| What you will do |
Could you output each line of the data that follows exactly?

| Excerpted data |
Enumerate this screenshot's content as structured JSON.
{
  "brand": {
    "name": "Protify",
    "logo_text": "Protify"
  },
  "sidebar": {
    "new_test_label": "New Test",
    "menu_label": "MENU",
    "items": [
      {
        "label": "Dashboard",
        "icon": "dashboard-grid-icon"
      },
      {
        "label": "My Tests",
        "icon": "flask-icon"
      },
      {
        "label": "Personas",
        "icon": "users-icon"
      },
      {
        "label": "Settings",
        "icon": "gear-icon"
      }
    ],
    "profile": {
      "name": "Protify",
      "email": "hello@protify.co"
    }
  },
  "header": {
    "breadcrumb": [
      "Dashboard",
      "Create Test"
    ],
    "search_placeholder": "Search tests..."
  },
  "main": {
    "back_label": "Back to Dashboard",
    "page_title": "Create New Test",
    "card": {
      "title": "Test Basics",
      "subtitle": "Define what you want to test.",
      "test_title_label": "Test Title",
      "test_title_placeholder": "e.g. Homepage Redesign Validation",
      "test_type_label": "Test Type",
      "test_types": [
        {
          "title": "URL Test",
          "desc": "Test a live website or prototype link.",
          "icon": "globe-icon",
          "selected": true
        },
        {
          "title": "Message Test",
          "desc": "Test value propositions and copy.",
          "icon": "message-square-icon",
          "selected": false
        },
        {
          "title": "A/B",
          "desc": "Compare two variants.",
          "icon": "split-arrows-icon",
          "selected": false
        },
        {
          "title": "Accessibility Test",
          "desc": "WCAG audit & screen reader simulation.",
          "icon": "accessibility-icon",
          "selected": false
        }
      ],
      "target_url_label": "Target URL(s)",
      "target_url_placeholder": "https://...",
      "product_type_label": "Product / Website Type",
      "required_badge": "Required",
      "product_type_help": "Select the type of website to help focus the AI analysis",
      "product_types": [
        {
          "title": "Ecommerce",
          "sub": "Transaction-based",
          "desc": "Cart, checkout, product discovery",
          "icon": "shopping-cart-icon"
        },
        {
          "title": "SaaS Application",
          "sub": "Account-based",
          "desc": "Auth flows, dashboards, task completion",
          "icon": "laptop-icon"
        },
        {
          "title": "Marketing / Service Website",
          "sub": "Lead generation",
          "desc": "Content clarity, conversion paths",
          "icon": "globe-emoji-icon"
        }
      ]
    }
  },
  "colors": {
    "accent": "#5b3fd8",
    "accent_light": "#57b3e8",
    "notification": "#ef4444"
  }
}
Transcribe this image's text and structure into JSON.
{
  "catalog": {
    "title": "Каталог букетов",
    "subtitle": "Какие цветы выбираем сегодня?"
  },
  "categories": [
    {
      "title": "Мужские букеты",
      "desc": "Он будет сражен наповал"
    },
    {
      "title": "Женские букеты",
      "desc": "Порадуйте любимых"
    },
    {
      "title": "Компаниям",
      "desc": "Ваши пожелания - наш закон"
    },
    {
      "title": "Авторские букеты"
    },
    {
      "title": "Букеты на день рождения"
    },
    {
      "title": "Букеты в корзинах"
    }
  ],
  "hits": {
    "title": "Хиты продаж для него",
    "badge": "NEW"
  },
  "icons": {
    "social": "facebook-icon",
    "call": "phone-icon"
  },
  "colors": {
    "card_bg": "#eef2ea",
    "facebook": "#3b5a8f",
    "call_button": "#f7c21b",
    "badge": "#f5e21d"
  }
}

| Result of the task |
Enumerate this screenshot's content as structured JSON.
{
  "brand": {
    "name": "Protify",
    "logo_text": "Protify"
  },
  "sidebar": {
    "new_test_label": "New Test",
    "menu_label": "MENU",
    "items": [
      {
        "label": "Dashboard",
        "icon": "dashboard-grid-icon"
      },
      {
        "label": "My Tests",
        "icon": "flask-icon"
      },
      {
        "label": "Personas",
        "icon": "users-icon"
      },
      {
        "label": "Settings",
        "icon": "gear-icon"
      }
    ],
    "profile": {
      "name": "Protify",
      "email": "hello@protify.co"
    }
  },
  "header": {
    "breadcrumb": [
      "Dashboard",
      "Create Test"
    ],
    "search_placeholder": "Search tests..."
  },
  "main": {
    "back_label": "Back to Dashboard",
    "page_title": "Create New Test",
    "card": {
      "title": "Test Basics",
      "subtitle": "Define what you want to test.",
      "test_title_label": "Test Title",
      "test_title_placeholder": "e.g. Homepage Redesign Validation",
      "test_type_label": "Test Type",
      "test_types": [
        {
          "title": "URL Test",
          "desc": "Test a live website or prototype link.",
          "icon": "globe-icon",
          "selected": true
        },
        {
          "title": "Message Test",
          "desc": "Test value propositions and copy.",
          "icon": "message-square-icon",
          "selected": false
        },
        {
          "title": "A/B",
          "desc": "Compare two variants.",
          "icon": "split-arrows-icon",
          "selected": false
        },
        {
          "title": "Accessibility Test",
          "desc": "WCAG audit & screen reader simulation.",
          "icon": "accessibility-icon",
          "selected": false
        }
      ],
      "target_url_label": "Target URL(s)",
      "target_url_placeholder": "https://...",
      "product_type_label": "Product / Website Type",
      "required_badge": "Required",
      "product_type_help": "Select the type of website to help focus the AI analysis",
      "product_types": [
        {
          "title": "Ecommerce",
          "sub": "Transaction-based",
          "desc": "Cart, checkout, product discovery",
          "icon": "shopping-cart-icon"
        },
        {
          "title": "SaaS Application",
          "sub": "Account-based",
          "desc": "Auth flows, dashboards, task completion",
          "icon": "laptop-icon"
        },
        {
          "title": "Marketing / Service Website",
          "sub": "Lead generation",
          "desc": "Content clarity, conversion paths",
          "icon": "globe-emoji-icon"
        }
      ]
    }
  },
  "colors": {
    "accent": "#5b3fd8",
    "accent_light": "#57b3e8",
    "notification": "#ef4444"
  }
}
Transcribe this image's text and structure into JSON.
{
  "catalog": {
    "title": "Каталог букетов",
    "subtitle": "Какие цветы выбираем сегодня?"
  },
  "categories": [
    {
      "title": "Мужские букеты",
      "desc": "Он будет сражен наповал"
    },
    {
      "title": "Женские букеты",
      "desc": "Порадуйте любимых"
    },
    {
      "title": "Компаниям",
      "desc": "Ваши пожелания - наш закон"
    },
    {
      "title": "Авторские букеты"
    },
    {
      "title": "Букеты на день рождения"
    },
    {
      "title": "Букеты в корзинах"
    }
  ],
  "hits": {
    "title": "Хиты продаж для него",
    "badge": "NEW"
  },
  "icons": {
    "social": "facebook-icon",
    "call": "phone-icon"
  },
  "colors": {
    "card_bg": "#eef2ea",
    "facebook": "#3b5a8f",
    "call_button": "#f7c21b",
    "badge": "#f5e21d"
  }
}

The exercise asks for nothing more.